— Start of ENTRIES SUPPLIED —

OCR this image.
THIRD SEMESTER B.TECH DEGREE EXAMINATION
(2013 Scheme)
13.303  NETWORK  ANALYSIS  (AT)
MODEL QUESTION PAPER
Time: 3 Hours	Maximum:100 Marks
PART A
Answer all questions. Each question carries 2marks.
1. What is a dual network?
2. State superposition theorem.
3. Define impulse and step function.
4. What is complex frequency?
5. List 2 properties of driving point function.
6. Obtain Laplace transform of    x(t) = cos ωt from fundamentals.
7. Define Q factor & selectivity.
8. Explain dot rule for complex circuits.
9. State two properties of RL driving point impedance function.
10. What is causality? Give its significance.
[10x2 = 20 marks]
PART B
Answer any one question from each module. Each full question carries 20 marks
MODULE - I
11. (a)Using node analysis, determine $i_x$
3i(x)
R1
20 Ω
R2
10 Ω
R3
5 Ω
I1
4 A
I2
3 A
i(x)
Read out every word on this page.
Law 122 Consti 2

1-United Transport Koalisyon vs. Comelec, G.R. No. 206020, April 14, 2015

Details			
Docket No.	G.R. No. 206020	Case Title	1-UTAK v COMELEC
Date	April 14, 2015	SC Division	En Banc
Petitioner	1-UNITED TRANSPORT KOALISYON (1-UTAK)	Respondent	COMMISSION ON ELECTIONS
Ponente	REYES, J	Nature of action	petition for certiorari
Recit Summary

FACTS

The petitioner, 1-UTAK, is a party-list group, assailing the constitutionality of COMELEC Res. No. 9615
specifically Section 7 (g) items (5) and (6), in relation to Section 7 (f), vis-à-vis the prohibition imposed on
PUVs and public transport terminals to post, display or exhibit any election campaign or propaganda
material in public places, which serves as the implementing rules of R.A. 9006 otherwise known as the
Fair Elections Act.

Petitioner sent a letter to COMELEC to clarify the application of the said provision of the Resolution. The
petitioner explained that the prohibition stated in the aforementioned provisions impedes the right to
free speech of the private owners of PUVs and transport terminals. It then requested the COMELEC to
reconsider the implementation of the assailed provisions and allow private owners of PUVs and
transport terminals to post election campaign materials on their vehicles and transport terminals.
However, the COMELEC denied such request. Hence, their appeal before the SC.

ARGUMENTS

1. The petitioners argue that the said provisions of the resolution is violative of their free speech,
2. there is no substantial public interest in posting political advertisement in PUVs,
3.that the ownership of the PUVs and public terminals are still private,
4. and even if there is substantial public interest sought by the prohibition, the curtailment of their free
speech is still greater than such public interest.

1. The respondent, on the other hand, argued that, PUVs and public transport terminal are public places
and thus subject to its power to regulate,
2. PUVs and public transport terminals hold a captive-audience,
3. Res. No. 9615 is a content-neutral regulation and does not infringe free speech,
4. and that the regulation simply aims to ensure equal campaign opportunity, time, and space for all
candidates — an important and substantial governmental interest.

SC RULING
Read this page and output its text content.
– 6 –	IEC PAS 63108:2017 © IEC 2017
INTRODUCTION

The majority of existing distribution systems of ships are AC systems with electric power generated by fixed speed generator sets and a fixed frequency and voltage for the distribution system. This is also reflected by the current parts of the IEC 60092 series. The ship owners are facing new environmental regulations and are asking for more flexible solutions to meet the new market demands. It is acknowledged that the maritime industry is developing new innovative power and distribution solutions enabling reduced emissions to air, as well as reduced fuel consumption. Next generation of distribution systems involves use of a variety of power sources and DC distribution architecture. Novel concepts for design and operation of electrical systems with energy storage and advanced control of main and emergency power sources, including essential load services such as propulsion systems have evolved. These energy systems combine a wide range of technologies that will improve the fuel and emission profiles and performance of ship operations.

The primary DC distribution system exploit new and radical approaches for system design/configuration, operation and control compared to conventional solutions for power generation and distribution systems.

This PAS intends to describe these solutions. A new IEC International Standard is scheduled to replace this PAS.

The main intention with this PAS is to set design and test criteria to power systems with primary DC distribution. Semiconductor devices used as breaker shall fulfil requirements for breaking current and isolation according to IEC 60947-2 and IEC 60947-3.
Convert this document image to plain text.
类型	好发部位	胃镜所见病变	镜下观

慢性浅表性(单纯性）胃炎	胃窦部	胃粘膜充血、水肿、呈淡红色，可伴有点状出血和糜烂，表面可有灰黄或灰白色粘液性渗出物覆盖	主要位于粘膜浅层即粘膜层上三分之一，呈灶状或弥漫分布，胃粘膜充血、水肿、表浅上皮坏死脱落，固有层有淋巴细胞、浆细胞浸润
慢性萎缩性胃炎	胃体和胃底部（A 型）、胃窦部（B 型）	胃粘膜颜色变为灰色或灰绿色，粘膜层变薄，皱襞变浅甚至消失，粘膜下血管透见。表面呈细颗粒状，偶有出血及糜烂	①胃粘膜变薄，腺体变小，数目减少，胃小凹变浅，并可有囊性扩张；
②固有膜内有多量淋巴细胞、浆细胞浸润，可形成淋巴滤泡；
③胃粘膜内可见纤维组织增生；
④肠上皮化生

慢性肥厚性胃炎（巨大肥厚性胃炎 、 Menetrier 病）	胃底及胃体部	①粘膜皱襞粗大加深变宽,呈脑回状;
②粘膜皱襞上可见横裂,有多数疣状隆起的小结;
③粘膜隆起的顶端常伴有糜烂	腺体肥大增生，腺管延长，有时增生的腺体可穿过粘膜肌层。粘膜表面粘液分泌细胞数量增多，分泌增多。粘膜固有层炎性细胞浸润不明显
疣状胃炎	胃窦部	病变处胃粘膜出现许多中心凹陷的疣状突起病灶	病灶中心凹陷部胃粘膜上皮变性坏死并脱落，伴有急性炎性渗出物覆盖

— End of ENTRIES SUPPLIED —

### TASK PROMPT
Output all of the data again. Match it exactly.

### SOLVED PROBLEM
OCR this image.
THIRD SEMESTER B.TECH DEGREE EXAMINATION
(2013 Scheme)
13.303  NETWORK  ANALYSIS  (AT)
MODEL QUESTION PAPER
Time: 3 Hours	Maximum:100 Marks
PART A
Answer all questions. Each question carries 2marks.
1. What is a dual network?
2. State superposition theorem.
3. Define impulse and step function.
4. What is complex frequency?
5. List 2 properties of driving point function.
6. Obtain Laplace transform of    x(t) = cos ωt from fundamentals.
7. Define Q factor & selectivity.
8. Explain dot rule for complex circuits.
9. State two properties of RL driving point impedance function.
10. What is causality? Give its significance.
[10x2 = 20 marks]
PART B
Answer any one question from each module. Each full question carries 20 marks
MODULE - I
11. (a)Using node analysis, determine $i_x$
3i(x)
R1
20 Ω
R2
10 Ω
R3
5 Ω
I1
4 A
I2
3 A
i(x)
Read out every word on this page.
Law 122 Consti 2

1-United Transport Koalisyon vs. Comelec, G.R. No. 206020, April 14, 2015

Details			
Docket No.	G.R. No. 206020	Case Title	1-UTAK v COMELEC
Date	April 14, 2015	SC Division	En Banc
Petitioner	1-UNITED TRANSPORT KOALISYON (1-UTAK)	Respondent	COMMISSION ON ELECTIONS
Ponente	REYES, J	Nature of action	petition for certiorari
Recit Summary

FACTS

The petitioner, 1-UTAK, is a party-list group, assailing the constitutionality of COMELEC Res. No. 9615
specifically Section 7 (g) items (5) and (6), in relation to Section 7 (f), vis-à-vis the prohibition imposed on
PUVs and public transport terminals to post, display or exhibit any election campaign or propaganda
material in public places, which serves as the implementing rules of R.A. 9006 otherwise known as the
Fair Elections Act.

Petitioner sent a letter to COMELEC to clarify the application of the said provision of the Resolution. The
petitioner explained that the prohibition stated in the aforementioned provisions impedes the right to
free speech of the private owners of PUVs and transport terminals. It then requested the COMELEC to
reconsider the implementation of the assailed provisions and allow private owners of PUVs and
transport terminals to post election campaign materials on their vehicles and transport terminals.
However, the COMELEC denied such request. Hence, their appeal before the SC.

ARGUMENTS

1. The petitioners argue that the said provisions of the resolution is violative of their free speech,
2. there is no substantial public interest in posting political advertisement in PUVs,
3.that the ownership of the PUVs and public terminals are still private,
4. and even if there is substantial public interest sought by the prohibition, the curtailment of their free
speech is still greater than such public interest.

1. The respondent, on the other hand, argued that, PUVs and public transport terminal are public places
and thus subject to its power to regulate,
2. PUVs and public transport terminals hold a captive-audience,
3. Res. No. 9615 is a content-neutral regulation and does not infringe free speech,
4. and that the regulation simply aims to ensure equal campaign opportunity, time, and space for all
candidates — an important and substantial governmental interest.

SC RULING
Read this page and output its text content.
– 6 –	IEC PAS 63108:2017 © IEC 2017
INTRODUCTION

The majority of existing distribution systems of ships are AC systems with electric power generated by fixed speed generator sets and a fixed frequency and voltage for the distribution system. This is also reflected by the current parts of the IEC 60092 series. The ship owners are facing new environmental regulations and are asking for more flexible solutions to meet the new market demands. It is acknowledged that the maritime industry is developing new innovative power and distribution solutions enabling reduced emissions to air, as well as reduced fuel consumption. Next generation of distribution systems involves use of a variety of power sources and DC distribution architecture. Novel concepts for design and operation of electrical systems with energy storage and advanced control of main and emergency power sources, including essential load services such as propulsion systems have evolved. These energy systems combine a wide range of technologies that will improve the fuel and emission profiles and performance of ship operations.

The primary DC distribution system exploit new and radical approaches for system design/configuration, operation and control compared to conventional solutions for power generation and distribution systems.

This PAS intends to describe these solutions. A new IEC International Standard is scheduled to replace this PAS.

The main intention with this PAS is to set design and test criteria to power systems with primary DC distribution. Semiconductor devices used as breaker shall fulfil requirements for breaking current and isolation according to IEC 60947-2 and IEC 60947-3.
Convert this document image to plain text.
类型	好发部位	胃镜所见病变	镜下观

慢性浅表性(单纯性）胃炎	胃窦部	胃粘膜充血、水肿、呈淡红色，可伴有点状出血和糜烂，表面可有灰黄或灰白色粘液性渗出物覆盖	主要位于粘膜浅层即粘膜层上三分之一，呈灶状或弥漫分布，胃粘膜充血、水肿、表浅上皮坏死脱落，固有层有淋巴细胞、浆细胞浸润
慢性萎缩性胃炎	胃体和胃底部（A 型）、胃窦部（B 型）	胃粘膜颜色变为灰色或灰绿色，粘膜层变薄，皱襞变浅甚至消失，粘膜下血管透见。表面呈细颗粒状，偶有出血及糜烂	①胃粘膜变薄，腺体变小，数目减少，胃小凹变浅，并可有囊性扩张；
②固有膜内有多量淋巴细胞、浆细胞浸润，可形成淋巴滤泡；
③胃粘膜内可见纤维组织增生；
④肠上皮化生

慢性肥厚性胃炎（巨大肥厚性胃炎 、 Menetrier 病）	胃底及胃体部	①粘膜皱襞粗大加深变宽,呈脑回状;
②粘膜皱襞上可见横裂,有多数疣状隆起的小结;
③粘膜隆起的顶端常伴有糜烂	腺体肥大增生，腺管延长，有时增生的腺体可穿过粘膜肌层。粘膜表面粘液分泌细胞数量增多，分泌增多。粘膜固有层炎性细胞浸润不明显
疣状胃炎	胃窦部	病变处胃粘膜出现许多中心凹陷的疣状突起病灶	病灶中心凹陷部胃粘膜上皮变性坏死并脱落，伴有急性炎性渗出物覆盖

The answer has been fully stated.